[Extracted records]
————
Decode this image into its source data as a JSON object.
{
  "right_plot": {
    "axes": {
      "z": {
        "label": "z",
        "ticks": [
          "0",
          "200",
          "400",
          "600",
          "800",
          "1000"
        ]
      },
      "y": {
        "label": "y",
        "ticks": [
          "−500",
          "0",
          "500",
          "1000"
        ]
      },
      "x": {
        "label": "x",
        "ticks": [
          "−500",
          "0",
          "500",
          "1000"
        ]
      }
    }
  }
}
————
**Problem details**
Each of the records should be retyped exactly.

**Full answer**
Decode this image into its source data as a JSON object.
{
  "right_plot": {
    "axes": {
      "z": {
        "label": "z",
        "ticks": [
          "0",
          "200",
          "400",
          "600",
          "800",
          "1000"
        ]
      },
      "y": {
        "label": "y",
        "ticks": [
          "−500",
          "0",
          "500",
          "1000"
        ]
      },
      "x": {
        "label": "x",
        "ticks": [
          "−500",
          "0",
          "500",
          "1000"
        ]
      }
    }
  }
}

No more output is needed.